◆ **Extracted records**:
--- START ---
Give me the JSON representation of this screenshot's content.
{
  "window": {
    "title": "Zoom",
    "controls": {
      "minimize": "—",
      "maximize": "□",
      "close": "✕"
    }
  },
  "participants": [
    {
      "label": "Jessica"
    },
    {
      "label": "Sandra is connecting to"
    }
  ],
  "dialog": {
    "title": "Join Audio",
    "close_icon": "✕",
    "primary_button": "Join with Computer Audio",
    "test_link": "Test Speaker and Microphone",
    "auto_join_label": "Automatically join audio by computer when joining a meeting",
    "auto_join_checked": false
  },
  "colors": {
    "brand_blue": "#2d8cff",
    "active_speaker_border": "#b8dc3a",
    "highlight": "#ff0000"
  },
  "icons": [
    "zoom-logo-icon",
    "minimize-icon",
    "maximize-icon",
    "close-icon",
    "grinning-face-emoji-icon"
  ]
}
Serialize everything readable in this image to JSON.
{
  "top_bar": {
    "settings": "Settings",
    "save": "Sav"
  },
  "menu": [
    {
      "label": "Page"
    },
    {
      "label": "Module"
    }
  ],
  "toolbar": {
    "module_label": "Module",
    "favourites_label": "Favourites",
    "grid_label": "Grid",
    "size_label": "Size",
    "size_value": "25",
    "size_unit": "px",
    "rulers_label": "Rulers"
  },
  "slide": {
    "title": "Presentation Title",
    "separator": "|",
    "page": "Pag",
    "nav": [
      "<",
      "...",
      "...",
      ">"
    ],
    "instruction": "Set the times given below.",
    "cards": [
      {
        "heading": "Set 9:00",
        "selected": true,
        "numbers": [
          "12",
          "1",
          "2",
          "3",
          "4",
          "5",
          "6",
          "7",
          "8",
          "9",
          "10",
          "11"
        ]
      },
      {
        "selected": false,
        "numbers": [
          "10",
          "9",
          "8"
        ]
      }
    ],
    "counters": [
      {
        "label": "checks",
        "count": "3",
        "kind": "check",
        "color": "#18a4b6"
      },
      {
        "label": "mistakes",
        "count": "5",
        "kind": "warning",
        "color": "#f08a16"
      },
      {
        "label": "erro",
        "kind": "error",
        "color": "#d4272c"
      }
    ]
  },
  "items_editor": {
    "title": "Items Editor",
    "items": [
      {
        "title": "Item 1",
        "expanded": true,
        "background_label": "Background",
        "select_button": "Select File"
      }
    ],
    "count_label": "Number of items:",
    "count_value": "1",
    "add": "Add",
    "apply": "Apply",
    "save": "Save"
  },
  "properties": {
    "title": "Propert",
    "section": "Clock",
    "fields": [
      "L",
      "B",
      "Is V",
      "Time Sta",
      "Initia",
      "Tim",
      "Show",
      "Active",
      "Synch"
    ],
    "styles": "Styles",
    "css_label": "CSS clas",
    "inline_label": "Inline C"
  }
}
--- END ---
Nothing should be changed: write out all of the data as is.

◆ **Complete response**:
Give me the JSON representation of this screenshot's content.
{
  "window": {
    "title": "Zoom",
    "controls": {
      "minimize": "—",
      "maximize": "□",
      "close": "✕"
    }
  },
  "participants": [
    {
      "label": "Jessica"
    },
    {
      "label": "Sandra is connecting to"
    }
  ],
  "dialog": {
    "title": "Join Audio",
    "close_icon": "✕",
    "primary_button": "Join with Computer Audio",
    "test_link": "Test Speaker and Microphone",
    "auto_join_label": "Automatically join audio by computer when joining a meeting",
    "auto_join_checked": false
  },
  "colors": {
    "brand_blue": "#2d8cff",
    "active_speaker_border": "#b8dc3a",
    "highlight": "#ff0000"
  },
  "icons": [
    "zoom-logo-icon",
    "minimize-icon",
    "maximize-icon",
    "close-icon",
    "grinning-face-emoji-icon"
  ]
}
Serialize everything readable in this image to JSON.
{
  "top_bar": {
    "settings": "Settings",
    "save": "Sav"
  },
  "menu": [
    {
      "label": "Page"
    },
    {
      "label": "Module"
    }
  ],
  "toolbar": {
    "module_label": "Module",
    "favourites_label": "Favourites",
    "grid_label": "Grid",
    "size_label": "Size",
    "size_value": "25",
    "size_unit": "px",
    "rulers_label": "Rulers"
  },
  "slide": {
    "title": "Presentation Title",
    "separator": "|",
    "page": "Pag",
    "nav": [
      "<",
      "...",
      "...",
      ">"
    ],
    "instruction": "Set the times given below.",
    "cards": [
      {
        "heading": "Set 9:00",
        "selected": true,
        "numbers": [
          "12",
          "1",
          "2",
          "3",
          "4",
          "5",
          "6",
          "7",
          "8",
          "9",
          "10",
          "11"
        ]
      },
      {
        "selected": false,
        "numbers": [
          "10",
          "9",
          "8"
        ]
      }
    ],
    "counters": [
      {
        "label": "checks",
        "count": "3",
        "kind": "check",
        "color": "#18a4b6"
      },
      {
        "label": "mistakes",
        "count": "5",
        "kind": "warning",
        "color": "#f08a16"
      },
      {
        "label": "erro",
        "kind": "error",
        "color": "#d4272c"
      }
    ]
  },
  "items_editor": {
    "title": "Items Editor",
    "items": [
      {
        "title": "Item 1",
        "expanded": true,
        "background_label": "Background",
        "select_button": "Select File"
      }
    ],
    "count_label": "Number of items:",
    "count_value": "1",
    "add": "Add",
    "apply": "Apply",
    "save": "Save"
  },
  "properties": {
    "title": "Propert",
    "section": "Clock",
    "fields": [
      "L",
      "B",
      "Is V",
      "Time Sta",
      "Initia",
      "Tim",
      "Show",
      "Active",
      "Synch"
    ],
    "styles": "Styles",
    "css_label": "CSS clas",
    "inline_label": "Inline C"
  }
}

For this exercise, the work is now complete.